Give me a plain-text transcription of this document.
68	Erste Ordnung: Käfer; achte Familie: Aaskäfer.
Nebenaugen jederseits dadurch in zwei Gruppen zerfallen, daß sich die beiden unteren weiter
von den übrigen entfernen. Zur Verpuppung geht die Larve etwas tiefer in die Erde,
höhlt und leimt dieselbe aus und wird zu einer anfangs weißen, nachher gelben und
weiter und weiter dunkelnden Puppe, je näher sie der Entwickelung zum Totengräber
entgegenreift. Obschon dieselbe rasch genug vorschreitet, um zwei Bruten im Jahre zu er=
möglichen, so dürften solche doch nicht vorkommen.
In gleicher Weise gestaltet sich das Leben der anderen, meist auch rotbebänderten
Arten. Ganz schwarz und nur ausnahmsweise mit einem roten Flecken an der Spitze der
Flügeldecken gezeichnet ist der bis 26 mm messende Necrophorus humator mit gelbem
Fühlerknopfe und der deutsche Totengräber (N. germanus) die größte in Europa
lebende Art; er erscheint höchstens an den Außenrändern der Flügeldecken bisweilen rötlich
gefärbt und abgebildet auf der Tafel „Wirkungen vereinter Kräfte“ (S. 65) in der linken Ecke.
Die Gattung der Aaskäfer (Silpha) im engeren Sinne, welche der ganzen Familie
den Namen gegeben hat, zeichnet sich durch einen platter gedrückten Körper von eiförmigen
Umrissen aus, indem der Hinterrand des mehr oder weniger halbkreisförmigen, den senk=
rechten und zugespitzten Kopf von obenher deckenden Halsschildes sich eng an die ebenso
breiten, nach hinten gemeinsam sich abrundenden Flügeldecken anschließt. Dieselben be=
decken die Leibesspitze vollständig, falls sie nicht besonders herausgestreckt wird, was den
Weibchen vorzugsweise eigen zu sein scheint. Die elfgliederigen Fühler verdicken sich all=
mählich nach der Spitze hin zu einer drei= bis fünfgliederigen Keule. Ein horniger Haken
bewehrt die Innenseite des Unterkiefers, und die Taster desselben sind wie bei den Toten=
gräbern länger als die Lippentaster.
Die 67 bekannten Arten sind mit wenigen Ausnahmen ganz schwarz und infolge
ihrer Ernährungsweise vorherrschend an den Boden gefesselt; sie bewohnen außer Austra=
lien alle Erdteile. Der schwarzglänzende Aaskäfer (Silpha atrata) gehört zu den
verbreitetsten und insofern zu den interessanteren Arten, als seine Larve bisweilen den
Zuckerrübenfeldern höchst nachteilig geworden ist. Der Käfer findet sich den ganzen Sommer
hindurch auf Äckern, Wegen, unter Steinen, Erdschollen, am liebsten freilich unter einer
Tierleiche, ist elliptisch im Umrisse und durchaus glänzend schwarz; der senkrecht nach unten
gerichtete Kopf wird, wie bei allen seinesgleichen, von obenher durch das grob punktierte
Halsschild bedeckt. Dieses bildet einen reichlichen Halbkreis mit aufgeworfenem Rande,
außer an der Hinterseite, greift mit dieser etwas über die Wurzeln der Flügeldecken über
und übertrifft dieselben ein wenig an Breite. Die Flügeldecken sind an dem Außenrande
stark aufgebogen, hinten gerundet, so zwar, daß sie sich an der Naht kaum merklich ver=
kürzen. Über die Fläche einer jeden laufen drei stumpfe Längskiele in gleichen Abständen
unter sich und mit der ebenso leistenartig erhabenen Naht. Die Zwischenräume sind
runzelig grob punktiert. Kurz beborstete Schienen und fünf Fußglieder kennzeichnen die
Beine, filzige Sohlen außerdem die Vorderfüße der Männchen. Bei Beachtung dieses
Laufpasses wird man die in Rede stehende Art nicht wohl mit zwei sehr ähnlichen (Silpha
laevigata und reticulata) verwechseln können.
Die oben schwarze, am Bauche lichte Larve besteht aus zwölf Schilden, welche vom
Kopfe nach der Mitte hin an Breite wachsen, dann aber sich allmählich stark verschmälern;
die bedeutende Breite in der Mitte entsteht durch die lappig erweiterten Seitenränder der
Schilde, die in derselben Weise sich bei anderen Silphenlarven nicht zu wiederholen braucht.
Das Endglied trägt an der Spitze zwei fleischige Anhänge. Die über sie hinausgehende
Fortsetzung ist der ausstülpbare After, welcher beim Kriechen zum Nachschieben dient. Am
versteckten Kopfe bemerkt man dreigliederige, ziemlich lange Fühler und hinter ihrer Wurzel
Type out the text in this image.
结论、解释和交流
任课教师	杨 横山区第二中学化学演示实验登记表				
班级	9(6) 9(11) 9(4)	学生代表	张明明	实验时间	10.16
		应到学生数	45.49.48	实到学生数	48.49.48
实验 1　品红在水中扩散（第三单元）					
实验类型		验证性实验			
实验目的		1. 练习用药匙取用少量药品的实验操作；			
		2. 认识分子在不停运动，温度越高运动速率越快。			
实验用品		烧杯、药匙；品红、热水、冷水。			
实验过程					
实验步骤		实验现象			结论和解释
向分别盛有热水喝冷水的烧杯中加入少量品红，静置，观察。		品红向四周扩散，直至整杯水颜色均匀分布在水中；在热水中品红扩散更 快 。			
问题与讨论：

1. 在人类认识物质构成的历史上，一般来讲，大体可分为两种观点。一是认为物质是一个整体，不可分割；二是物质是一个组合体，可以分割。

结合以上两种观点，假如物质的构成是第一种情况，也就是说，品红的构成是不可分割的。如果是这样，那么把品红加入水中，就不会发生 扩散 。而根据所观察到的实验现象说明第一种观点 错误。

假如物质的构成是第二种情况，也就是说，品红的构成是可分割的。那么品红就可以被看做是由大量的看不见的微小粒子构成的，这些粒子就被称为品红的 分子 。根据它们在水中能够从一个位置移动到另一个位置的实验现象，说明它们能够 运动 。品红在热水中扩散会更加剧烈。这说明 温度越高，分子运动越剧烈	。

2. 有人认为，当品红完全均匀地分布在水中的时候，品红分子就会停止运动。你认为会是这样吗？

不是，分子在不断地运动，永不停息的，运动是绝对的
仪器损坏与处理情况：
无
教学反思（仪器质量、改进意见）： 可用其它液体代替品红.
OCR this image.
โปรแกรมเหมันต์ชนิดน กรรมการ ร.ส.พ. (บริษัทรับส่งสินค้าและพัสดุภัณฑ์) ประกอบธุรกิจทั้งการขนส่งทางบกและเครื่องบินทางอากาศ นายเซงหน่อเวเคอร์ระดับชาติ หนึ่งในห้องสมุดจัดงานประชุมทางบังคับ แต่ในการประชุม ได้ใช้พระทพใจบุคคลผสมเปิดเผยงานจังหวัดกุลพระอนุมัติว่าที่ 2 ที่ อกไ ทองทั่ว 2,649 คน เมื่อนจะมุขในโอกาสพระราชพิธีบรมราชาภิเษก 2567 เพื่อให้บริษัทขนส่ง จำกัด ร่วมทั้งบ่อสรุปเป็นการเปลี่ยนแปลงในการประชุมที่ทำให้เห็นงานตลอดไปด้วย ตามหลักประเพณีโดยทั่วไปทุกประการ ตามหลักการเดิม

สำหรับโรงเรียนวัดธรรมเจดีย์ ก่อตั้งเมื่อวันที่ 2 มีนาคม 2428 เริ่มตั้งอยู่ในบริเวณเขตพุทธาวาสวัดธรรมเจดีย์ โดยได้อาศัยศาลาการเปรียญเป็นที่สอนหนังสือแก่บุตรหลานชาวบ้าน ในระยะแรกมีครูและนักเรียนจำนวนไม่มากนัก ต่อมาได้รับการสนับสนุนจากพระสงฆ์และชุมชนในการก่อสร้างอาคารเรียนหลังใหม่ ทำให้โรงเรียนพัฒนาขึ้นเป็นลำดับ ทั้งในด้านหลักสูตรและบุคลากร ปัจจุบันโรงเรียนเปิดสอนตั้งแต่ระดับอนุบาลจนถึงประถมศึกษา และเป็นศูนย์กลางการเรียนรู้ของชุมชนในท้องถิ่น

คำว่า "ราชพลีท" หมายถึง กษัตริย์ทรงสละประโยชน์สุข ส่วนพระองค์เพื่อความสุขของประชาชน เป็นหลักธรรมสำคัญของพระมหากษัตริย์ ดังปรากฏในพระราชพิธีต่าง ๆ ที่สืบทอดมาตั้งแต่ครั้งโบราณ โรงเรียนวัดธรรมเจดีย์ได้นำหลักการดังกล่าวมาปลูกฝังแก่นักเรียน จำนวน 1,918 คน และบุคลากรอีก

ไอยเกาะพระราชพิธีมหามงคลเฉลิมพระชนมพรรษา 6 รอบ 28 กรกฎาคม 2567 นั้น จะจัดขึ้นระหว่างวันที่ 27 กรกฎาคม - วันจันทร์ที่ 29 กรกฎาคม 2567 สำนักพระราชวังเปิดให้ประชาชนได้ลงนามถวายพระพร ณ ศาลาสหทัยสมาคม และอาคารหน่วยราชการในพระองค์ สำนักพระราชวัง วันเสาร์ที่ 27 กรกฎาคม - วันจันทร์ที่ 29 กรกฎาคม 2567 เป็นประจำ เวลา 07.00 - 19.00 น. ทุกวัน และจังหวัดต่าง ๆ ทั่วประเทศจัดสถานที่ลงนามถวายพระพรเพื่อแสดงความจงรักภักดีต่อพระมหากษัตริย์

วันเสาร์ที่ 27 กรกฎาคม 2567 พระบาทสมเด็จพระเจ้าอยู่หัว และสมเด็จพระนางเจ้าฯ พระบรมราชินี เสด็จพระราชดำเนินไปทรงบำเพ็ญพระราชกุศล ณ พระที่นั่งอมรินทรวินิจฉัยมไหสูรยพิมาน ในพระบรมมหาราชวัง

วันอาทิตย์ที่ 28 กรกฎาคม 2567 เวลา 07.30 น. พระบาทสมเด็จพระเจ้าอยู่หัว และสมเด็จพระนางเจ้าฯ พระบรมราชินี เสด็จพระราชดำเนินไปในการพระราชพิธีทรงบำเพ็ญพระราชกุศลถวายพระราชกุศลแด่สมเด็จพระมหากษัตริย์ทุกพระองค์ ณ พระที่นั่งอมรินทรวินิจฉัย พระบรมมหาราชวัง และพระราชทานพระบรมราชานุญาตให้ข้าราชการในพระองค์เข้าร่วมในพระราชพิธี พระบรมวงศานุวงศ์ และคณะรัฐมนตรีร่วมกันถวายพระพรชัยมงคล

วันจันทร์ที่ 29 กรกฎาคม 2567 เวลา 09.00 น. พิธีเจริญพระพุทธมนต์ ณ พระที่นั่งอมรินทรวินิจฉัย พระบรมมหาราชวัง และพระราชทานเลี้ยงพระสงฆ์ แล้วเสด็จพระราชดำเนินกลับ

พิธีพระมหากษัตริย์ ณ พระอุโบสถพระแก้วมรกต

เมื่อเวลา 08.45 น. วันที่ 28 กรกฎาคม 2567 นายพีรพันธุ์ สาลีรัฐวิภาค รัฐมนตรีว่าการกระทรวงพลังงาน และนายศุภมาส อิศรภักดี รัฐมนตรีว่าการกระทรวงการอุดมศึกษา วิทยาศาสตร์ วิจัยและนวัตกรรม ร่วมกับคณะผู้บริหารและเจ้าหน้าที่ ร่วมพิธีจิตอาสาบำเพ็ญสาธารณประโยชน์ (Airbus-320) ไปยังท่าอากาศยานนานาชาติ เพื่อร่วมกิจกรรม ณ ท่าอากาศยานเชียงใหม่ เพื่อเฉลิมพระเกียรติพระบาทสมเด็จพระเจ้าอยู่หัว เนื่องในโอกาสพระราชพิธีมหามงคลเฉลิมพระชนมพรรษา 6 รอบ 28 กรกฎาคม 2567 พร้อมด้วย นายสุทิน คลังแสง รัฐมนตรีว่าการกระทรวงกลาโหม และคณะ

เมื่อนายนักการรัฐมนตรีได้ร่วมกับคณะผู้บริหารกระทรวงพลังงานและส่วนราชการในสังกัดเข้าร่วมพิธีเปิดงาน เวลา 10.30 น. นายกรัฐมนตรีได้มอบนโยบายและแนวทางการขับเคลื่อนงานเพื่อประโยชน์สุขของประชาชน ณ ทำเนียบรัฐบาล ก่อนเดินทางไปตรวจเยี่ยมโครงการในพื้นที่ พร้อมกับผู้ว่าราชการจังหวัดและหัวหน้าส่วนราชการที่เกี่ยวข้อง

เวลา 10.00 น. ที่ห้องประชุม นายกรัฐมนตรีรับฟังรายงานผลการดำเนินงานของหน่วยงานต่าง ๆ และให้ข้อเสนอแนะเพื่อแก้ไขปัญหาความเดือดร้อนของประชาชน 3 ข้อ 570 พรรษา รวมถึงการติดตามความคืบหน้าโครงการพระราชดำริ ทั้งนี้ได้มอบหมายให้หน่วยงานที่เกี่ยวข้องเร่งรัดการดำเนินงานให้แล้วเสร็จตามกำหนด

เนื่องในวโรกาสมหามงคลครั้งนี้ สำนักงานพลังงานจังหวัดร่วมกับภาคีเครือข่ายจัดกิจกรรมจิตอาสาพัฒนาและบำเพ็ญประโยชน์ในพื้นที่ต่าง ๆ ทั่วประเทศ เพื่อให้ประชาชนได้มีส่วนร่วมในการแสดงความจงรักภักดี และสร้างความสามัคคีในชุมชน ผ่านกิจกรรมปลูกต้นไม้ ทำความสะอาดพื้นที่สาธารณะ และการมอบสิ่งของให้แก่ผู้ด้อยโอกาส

• **Instruction**: Copy down every line of the material above that includes the string "einer".

• **Reply**:
höhlt und leimt dieselbe aus und wird zu einer anfangs weißen, nachher gelben und
mählich nach der Spitze hin zu einer drei= bis fünfgliederigen Keule. Ein horniger Haken
hindurch auf Äckern, Wegen, unter Steinen, Erdschollen, am liebsten freilich unter einer
kürzen. Über die Fläche einer jeden laufen drei stumpfe Längskiele in gleichen Abständen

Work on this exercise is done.